Extracted data entries
◆ ◆ ◆ ◆
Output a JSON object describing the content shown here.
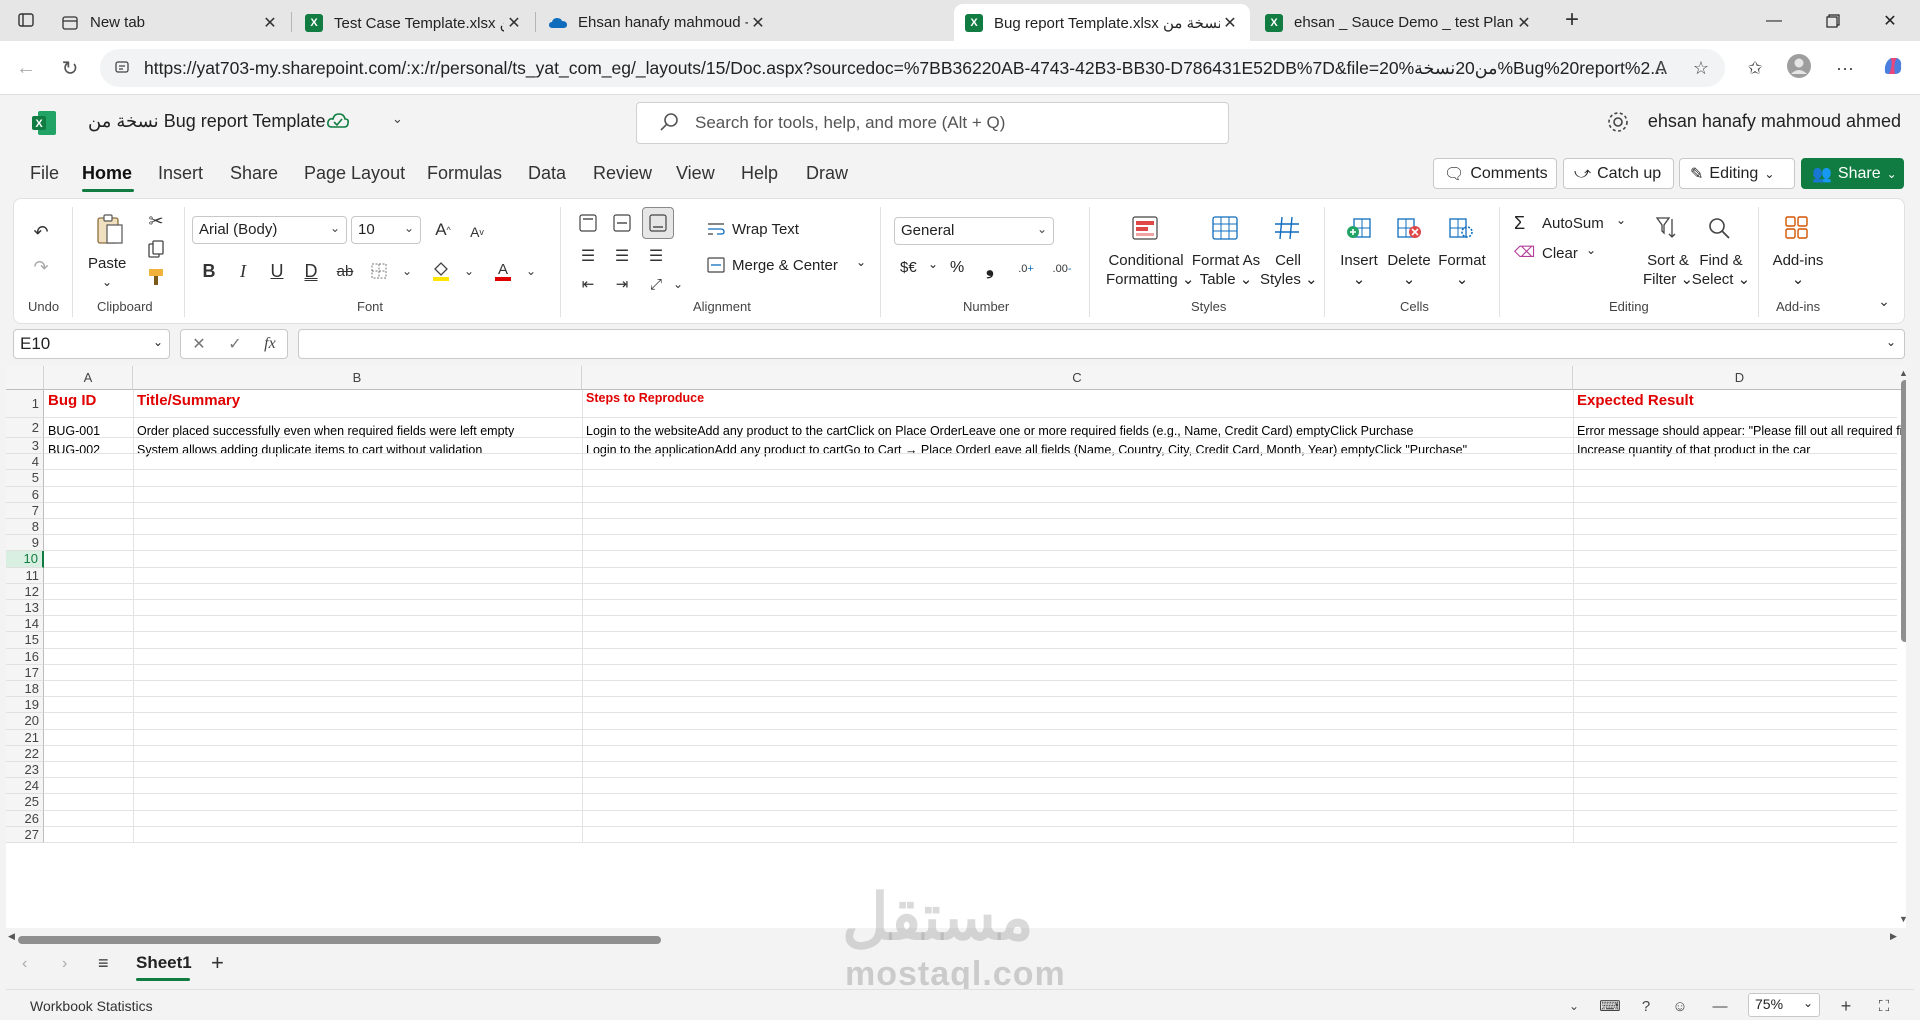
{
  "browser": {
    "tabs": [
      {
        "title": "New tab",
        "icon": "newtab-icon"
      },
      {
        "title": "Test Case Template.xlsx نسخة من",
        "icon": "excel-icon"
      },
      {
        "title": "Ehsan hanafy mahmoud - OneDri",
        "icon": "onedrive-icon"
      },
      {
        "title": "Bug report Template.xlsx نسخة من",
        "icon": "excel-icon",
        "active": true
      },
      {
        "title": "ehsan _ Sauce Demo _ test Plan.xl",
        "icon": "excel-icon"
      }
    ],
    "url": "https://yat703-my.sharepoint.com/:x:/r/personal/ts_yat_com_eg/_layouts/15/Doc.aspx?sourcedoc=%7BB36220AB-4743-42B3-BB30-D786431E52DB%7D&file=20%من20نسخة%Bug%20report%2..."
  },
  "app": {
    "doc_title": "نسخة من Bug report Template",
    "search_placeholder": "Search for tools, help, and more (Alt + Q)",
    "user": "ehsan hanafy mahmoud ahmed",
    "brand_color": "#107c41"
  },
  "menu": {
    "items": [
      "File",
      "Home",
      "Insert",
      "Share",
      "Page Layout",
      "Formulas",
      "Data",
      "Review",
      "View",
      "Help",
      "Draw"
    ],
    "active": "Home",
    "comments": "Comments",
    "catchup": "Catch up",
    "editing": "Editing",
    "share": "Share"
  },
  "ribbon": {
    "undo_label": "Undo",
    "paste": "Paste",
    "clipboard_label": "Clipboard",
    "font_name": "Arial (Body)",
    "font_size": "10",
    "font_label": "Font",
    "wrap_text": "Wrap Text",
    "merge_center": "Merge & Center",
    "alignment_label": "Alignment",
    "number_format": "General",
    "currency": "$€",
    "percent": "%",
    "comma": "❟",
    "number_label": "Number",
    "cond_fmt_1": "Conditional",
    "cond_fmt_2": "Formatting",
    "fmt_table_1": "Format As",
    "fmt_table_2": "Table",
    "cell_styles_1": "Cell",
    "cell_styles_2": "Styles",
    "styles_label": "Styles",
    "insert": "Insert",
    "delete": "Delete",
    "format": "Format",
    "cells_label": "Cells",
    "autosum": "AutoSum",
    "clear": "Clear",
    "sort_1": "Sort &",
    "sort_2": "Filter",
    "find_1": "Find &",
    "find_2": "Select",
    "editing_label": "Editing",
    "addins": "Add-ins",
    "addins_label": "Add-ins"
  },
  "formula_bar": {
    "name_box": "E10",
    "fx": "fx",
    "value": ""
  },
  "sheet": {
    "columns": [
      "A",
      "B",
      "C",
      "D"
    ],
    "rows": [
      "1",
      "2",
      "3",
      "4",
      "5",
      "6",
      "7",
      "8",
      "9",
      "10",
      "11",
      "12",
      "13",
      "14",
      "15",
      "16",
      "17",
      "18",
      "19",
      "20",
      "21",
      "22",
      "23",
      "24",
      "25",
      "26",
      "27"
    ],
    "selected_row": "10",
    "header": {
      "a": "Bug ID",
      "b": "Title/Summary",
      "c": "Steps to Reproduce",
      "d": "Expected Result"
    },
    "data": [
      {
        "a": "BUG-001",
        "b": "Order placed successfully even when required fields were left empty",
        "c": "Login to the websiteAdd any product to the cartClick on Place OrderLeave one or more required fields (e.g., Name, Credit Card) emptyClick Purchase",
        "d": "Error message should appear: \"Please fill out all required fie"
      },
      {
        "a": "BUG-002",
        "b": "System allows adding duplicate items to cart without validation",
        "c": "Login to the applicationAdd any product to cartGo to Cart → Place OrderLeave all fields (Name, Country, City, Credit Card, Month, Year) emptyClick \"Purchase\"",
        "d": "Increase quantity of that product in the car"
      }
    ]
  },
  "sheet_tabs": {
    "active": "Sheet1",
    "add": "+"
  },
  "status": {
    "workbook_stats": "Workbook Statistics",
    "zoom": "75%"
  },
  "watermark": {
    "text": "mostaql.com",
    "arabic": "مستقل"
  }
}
◆ ◆ ◆ ◆
▸ Stated problem
Within the records, how many lines include "Credit"? The answer is the number and nothing else.

▸ Response
2